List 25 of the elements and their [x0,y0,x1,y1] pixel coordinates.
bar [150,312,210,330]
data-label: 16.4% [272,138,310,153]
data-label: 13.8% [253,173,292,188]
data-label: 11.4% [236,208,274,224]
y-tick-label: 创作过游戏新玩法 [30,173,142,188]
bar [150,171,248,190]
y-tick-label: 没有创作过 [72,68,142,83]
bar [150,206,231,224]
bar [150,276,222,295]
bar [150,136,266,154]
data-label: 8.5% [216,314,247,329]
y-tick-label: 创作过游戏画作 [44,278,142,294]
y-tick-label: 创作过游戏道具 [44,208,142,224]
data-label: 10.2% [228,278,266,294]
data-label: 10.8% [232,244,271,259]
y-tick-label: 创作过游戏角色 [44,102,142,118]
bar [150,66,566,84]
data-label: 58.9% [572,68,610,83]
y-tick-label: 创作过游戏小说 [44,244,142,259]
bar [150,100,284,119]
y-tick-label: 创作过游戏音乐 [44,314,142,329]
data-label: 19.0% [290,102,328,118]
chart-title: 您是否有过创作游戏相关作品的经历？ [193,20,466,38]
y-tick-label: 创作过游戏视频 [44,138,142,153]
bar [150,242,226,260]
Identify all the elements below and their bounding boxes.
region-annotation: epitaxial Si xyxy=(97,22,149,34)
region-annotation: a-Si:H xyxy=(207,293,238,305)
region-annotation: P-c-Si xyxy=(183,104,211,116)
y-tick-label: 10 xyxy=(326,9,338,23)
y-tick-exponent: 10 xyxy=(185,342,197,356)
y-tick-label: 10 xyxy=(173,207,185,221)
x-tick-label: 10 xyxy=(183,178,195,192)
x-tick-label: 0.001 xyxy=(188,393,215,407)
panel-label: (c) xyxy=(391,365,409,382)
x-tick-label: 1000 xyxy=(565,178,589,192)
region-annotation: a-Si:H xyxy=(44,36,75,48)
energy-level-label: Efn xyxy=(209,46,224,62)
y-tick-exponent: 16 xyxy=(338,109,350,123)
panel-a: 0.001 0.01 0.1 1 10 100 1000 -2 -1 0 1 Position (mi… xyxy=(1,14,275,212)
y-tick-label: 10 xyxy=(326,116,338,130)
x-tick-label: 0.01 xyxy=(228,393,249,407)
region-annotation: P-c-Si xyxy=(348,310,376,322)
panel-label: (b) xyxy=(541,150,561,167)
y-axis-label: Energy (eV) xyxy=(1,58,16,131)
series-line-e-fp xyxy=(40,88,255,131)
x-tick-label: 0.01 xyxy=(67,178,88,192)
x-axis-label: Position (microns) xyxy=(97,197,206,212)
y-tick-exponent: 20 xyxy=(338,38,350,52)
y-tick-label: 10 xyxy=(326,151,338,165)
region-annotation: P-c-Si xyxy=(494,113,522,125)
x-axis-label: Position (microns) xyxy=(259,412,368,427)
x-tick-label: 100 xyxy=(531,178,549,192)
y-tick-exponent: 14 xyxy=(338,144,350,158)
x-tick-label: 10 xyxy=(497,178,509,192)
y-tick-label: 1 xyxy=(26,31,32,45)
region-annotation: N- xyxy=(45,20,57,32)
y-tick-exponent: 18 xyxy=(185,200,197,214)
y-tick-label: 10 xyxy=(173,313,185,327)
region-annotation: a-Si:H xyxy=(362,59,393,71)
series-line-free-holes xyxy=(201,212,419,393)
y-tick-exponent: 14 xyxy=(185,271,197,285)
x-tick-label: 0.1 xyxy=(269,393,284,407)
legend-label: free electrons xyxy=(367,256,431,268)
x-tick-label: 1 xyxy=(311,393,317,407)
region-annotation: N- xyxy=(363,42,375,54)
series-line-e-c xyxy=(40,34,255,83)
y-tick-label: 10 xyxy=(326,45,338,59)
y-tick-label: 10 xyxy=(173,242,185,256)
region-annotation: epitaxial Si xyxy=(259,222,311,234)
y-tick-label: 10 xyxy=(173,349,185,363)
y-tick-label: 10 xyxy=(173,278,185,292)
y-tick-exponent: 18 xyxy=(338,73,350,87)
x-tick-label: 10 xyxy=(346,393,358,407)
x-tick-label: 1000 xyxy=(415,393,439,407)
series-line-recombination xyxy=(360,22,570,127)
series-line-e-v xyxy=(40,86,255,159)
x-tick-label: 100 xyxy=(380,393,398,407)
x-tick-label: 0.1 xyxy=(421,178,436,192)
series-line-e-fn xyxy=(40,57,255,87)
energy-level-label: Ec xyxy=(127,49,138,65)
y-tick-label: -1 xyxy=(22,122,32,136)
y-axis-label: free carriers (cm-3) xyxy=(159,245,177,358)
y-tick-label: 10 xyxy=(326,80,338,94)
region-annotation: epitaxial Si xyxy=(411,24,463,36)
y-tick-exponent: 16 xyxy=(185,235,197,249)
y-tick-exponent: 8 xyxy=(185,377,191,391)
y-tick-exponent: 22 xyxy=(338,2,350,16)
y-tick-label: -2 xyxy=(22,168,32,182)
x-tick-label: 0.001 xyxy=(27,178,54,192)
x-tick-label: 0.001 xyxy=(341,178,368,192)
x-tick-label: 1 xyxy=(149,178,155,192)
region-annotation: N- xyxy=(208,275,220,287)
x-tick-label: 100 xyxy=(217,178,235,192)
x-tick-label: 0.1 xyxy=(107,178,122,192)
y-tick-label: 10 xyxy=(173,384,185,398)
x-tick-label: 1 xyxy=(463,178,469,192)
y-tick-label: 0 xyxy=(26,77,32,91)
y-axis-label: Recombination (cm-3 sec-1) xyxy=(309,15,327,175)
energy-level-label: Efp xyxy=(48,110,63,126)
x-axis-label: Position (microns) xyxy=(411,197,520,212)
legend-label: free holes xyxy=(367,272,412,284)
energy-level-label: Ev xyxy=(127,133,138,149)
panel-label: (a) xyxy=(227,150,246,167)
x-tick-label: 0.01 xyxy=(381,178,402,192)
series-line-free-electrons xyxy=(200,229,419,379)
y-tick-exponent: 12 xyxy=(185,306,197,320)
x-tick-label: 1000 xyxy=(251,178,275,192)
_ _ _ _ _
_Problem requirements_
Extract every line of each item above and write the lines out again without changing a character.

_Exercise answer_
List 25 of the elements and their [x0,y0,x1,y1] pixel coordinates.
bar [150,312,210,330]
data-label: 16.4% [272,138,310,153]
data-label: 13.8% [253,173,292,188]
data-label: 11.4% [236,208,274,224]
y-tick-label: 创作过游戏新玩法 [30,173,142,188]
bar [150,171,248,190]
y-tick-label: 没有创作过 [72,68,142,83]
bar [150,206,231,224]
bar [150,276,222,295]
bar [150,136,266,154]
data-label: 8.5% [216,314,247,329]
y-tick-label: 创作过游戏画作 [44,278,142,294]
y-tick-label: 创作过游戏道具 [44,208,142,224]
data-label: 10.2% [228,278,266,294]
data-label: 10.8% [232,244,271,259]
y-tick-label: 创作过游戏角色 [44,102,142,118]
bar [150,66,566,84]
data-label: 58.9% [572,68,610,83]
y-tick-label: 创作过游戏小说 [44,244,142,259]
bar [150,100,284,119]
y-tick-label: 创作过游戏音乐 [44,314,142,329]
data-label: 19.0% [290,102,328,118]
chart-title: 您是否有过创作游戏相关作品的经历？ [193,20,466,38]
y-tick-label: 创作过游戏视频 [44,138,142,153]
bar [150,242,226,260]
Identify all the elements below and their bounding boxes.
region-annotation: epitaxial Si xyxy=(97,22,149,34)
region-annotation: a-Si:H xyxy=(207,293,238,305)
region-annotation: P-c-Si xyxy=(183,104,211,116)
y-tick-label: 10 xyxy=(326,9,338,23)
y-tick-exponent: 10 xyxy=(185,342,197,356)
y-tick-label: 10 xyxy=(173,207,185,221)
x-tick-label: 10 xyxy=(183,178,195,192)
x-tick-label: 0.001 xyxy=(188,393,215,407)
panel-label: (c) xyxy=(391,365,409,382)
x-tick-label: 1000 xyxy=(565,178,589,192)
region-annotation: a-Si:H xyxy=(44,36,75,48)
energy-level-label: Efn xyxy=(209,46,224,62)
y-tick-exponent: 16 xyxy=(338,109,350,123)
panel-a: 0.001 0.01 0.1 1 10 100 1000 -2 -1 0 1 Position (mi… xyxy=(1,14,275,212)
y-tick-label: 10 xyxy=(326,116,338,130)
x-tick-label: 0.01 xyxy=(228,393,249,407)
region-annotation: P-c-Si xyxy=(348,310,376,322)
panel-label: (b) xyxy=(541,150,561,167)
y-axis-label: Energy (eV) xyxy=(1,58,16,131)
series-line-e-fp xyxy=(40,88,255,131)
x-tick-label: 0.01 xyxy=(67,178,88,192)
x-axis-label: Position (microns) xyxy=(97,197,206,212)
y-tick-exponent: 20 xyxy=(338,38,350,52)
y-tick-label: 10 xyxy=(326,151,338,165)
region-annotation: P-c-Si xyxy=(494,113,522,125)
x-axis-label: Position (microns) xyxy=(259,412,368,427)
x-tick-label: 100 xyxy=(531,178,549,192)
y-tick-exponent: 14 xyxy=(338,144,350,158)
x-tick-label: 10 xyxy=(497,178,509,192)
y-tick-label: 1 xyxy=(26,31,32,45)
region-annotation: N- xyxy=(45,20,57,32)
y-tick-exponent: 18 xyxy=(185,200,197,214)
y-tick-label: 10 xyxy=(173,313,185,327)
region-annotation: a-Si:H xyxy=(362,59,393,71)
series-line-free-holes xyxy=(201,212,419,393)
y-tick-exponent: 14 xyxy=(185,271,197,285)
x-tick-label: 0.1 xyxy=(269,393,284,407)
legend-label: free electrons xyxy=(367,256,431,268)
x-tick-label: 1 xyxy=(311,393,317,407)
region-annotation: N- xyxy=(363,42,375,54)
series-line-e-c xyxy=(40,34,255,83)
y-tick-label: 10 xyxy=(326,45,338,59)
y-tick-label: 10 xyxy=(173,242,185,256)
region-annotation: epitaxial Si xyxy=(259,222,311,234)
y-tick-label: 10 xyxy=(173,349,185,363)
y-tick-label: 10 xyxy=(173,278,185,292)
y-tick-exponent: 18 xyxy=(338,73,350,87)
x-tick-label: 10 xyxy=(346,393,358,407)
x-tick-label: 1000 xyxy=(415,393,439,407)
series-line-recombination xyxy=(360,22,570,127)
series-line-e-v xyxy=(40,86,255,159)
x-tick-label: 100 xyxy=(380,393,398,407)
x-tick-label: 0.1 xyxy=(421,178,436,192)
series-line-e-fn xyxy=(40,57,255,87)
energy-level-label: Ec xyxy=(127,49,138,65)
y-tick-label: -1 xyxy=(22,122,32,136)
y-axis-label: free carriers (cm-3) xyxy=(159,245,177,358)
y-tick-label: 10 xyxy=(326,80,338,94)
region-annotation: epitaxial Si xyxy=(411,24,463,36)
y-tick-exponent: 16 xyxy=(185,235,197,249)
y-tick-exponent: 8 xyxy=(185,377,191,391)
y-tick-exponent: 22 xyxy=(338,2,350,16)
y-tick-label: -2 xyxy=(22,168,32,182)
x-tick-label: 0.001 xyxy=(27,178,54,192)
x-tick-label: 0.001 xyxy=(341,178,368,192)
x-tick-label: 1 xyxy=(149,178,155,192)
region-annotation: N- xyxy=(208,275,220,287)
x-tick-label: 100 xyxy=(217,178,235,192)
x-tick-label: 0.1 xyxy=(107,178,122,192)
y-tick-label: 10 xyxy=(173,384,185,398)
x-tick-label: 1 xyxy=(463,178,469,192)
y-tick-label: 0 xyxy=(26,77,32,91)
y-axis-label: Recombination (cm-3 sec-1) xyxy=(309,15,327,175)
energy-level-label: Efp xyxy=(48,110,63,126)
x-axis-label: Position (microns) xyxy=(411,197,520,212)
legend-label: free holes xyxy=(367,272,412,284)
energy-level-label: Ev xyxy=(127,133,138,149)
panel-label: (a) xyxy=(227,150,246,167)
x-tick-label: 0.01 xyxy=(381,178,402,192)
series-line-free-electrons xyxy=(200,229,419,379)
y-tick-exponent: 12 xyxy=(185,306,197,320)
x-tick-label: 1000 xyxy=(251,178,275,192)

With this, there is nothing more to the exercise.